What is being asked – For the data that follows, return each line unchanged and drop the pictures.

Dataset rows about figures:
┏━━

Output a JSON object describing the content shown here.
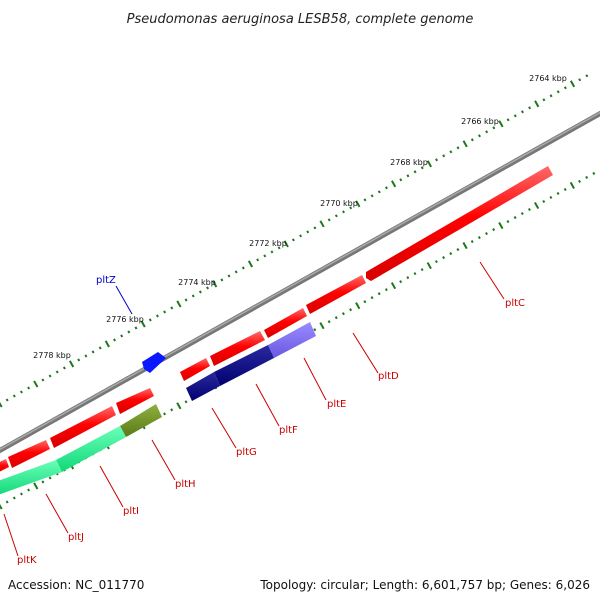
{
  "title": "Pseudomonas aeruginosa LESB58, complete genome",
  "footer": {
    "accession": "Accession: NC_011770",
    "topology": "Topology: circular; Length: 6,601,757 bp; Genes: 6,026"
  },
  "colors": {
    "backbone": "#8a8a8a",
    "forward_gene": "#ff1a1a",
    "reverse_gene_a": "#000080",
    "reverse_gene_b": "#7b68ee",
    "reverse_gene_c": "#1aee8a",
    "reverse_gene_d": "#6b8e23",
    "label_red": "#cc0000",
    "label_blue": "#0000cc",
    "tick": "#1a7a1a"
  },
  "scale": {
    "kbp_labels": [
      "2764 kbp",
      "2766 kbp",
      "2768 kbp",
      "2770 kbp",
      "2772 kbp",
      "2774 kbp",
      "2776 kbp",
      "2778 kbp"
    ]
  },
  "genes": [
    {
      "name": "pltZ",
      "color": "blue"
    },
    {
      "name": "pltC",
      "color": "red"
    },
    {
      "name": "pltD",
      "color": "red"
    },
    {
      "name": "pltE",
      "color": "red"
    },
    {
      "name": "pltF",
      "color": "red"
    },
    {
      "name": "pltG",
      "color": "red"
    },
    {
      "name": "pltH",
      "color": "red"
    },
    {
      "name": "pltI",
      "color": "red"
    },
    {
      "name": "pltJ",
      "color": "red"
    },
    {
      "name": "pltK",
      "color": "red"
    }
  ]
}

┗━━

Result for this exercise –
Output a JSON object describing the content shown here.
{
  "title": "Pseudomonas aeruginosa LESB58, complete genome",
  "footer": {
    "accession": "Accession: NC_011770",
    "topology": "Topology: circular; Length: 6,601,757 bp; Genes: 6,026"
  },
  "colors": {
    "backbone": "#8a8a8a",
    "forward_gene": "#ff1a1a",
    "reverse_gene_a": "#000080",
    "reverse_gene_b": "#7b68ee",
    "reverse_gene_c": "#1aee8a",
    "reverse_gene_d": "#6b8e23",
    "label_red": "#cc0000",
    "label_blue": "#0000cc",
    "tick": "#1a7a1a"
  },
  "scale": {
    "kbp_labels": [
      "2764 kbp",
      "2766 kbp",
      "2768 kbp",
      "2770 kbp",
      "2772 kbp",
      "2774 kbp",
      "2776 kbp",
      "2778 kbp"
    ]
  },
  "genes": [
    {
      "name": "pltZ",
      "color": "blue"
    },
    {
      "name": "pltC",
      "color": "red"
    },
    {
      "name": "pltD",
      "color": "red"
    },
    {
      "name": "pltE",
      "color": "red"
    },
    {
      "name": "pltF",
      "color": "red"
    },
    {
      "name": "pltG",
      "color": "red"
    },
    {
      "name": "pltH",
      "color": "red"
    },
    {
      "name": "pltI",
      "color": "red"
    },
    {
      "name": "pltJ",
      "color": "red"
    },
    {
      "name": "pltK",
      "color": "red"
    }
  ]
}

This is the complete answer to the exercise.